▸ Listing:
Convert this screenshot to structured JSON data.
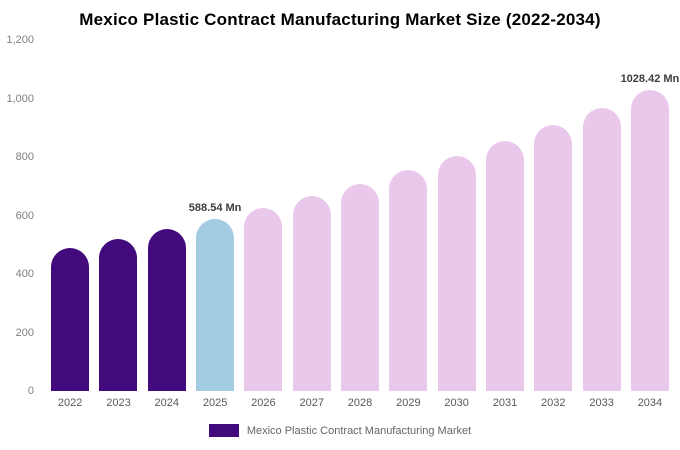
{
  "page": {
    "title": "Mexico Plastic Contract Manufacturing Market Size (2022-2034)"
  },
  "chart_data": {
    "type": "bar",
    "title": "Mexico Plastic Contract Manufacturing Market Size (2022-2034)",
    "categories": [
      "2022",
      "2023",
      "2024",
      "2025",
      "2026",
      "2027",
      "2028",
      "2029",
      "2030",
      "2031",
      "2032",
      "2033",
      "2034"
    ],
    "values": [
      489,
      520,
      553,
      588.54,
      626,
      666,
      709,
      754,
      803,
      854,
      909,
      967,
      1028.42
    ],
    "unit": "Mn",
    "ylim": [
      0,
      1200
    ],
    "ytick_interval": 200,
    "ytick_labels": [
      "0",
      "200",
      "400",
      "600",
      "800",
      "1,000",
      "1,200"
    ],
    "grid": false,
    "bar_colors": [
      "#430a7d",
      "#430a7d",
      "#430a7d",
      "#a3cbe2",
      "#e9c8ec",
      "#e9c8ec",
      "#e9c8ec",
      "#e9c8ec",
      "#e9c8ec",
      "#e9c8ec",
      "#e9c8ec",
      "#e9c8ec",
      "#e9c8ec"
    ],
    "annotations": [
      {
        "category": "2025",
        "text": "588.54 Mn"
      },
      {
        "category": "2034",
        "text": "1028.42 Mn"
      }
    ],
    "legend_position": "bottom",
    "legend": {
      "label": "Mexico Plastic Contract Manufacturing Market",
      "color": "#430a7d"
    }
  }
}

▸ Problem: Check every line of the data, and copy the ones that contain "Mexico".

▸ Correct response:
    "title": "Mexico Plastic Contract Manufacturing Market Size (2022-2034)"
    "title": "Mexico Plastic Contract Manufacturing Market Size (2022-2034)",
      "label": "Mexico Plastic Contract Manufacturing Market",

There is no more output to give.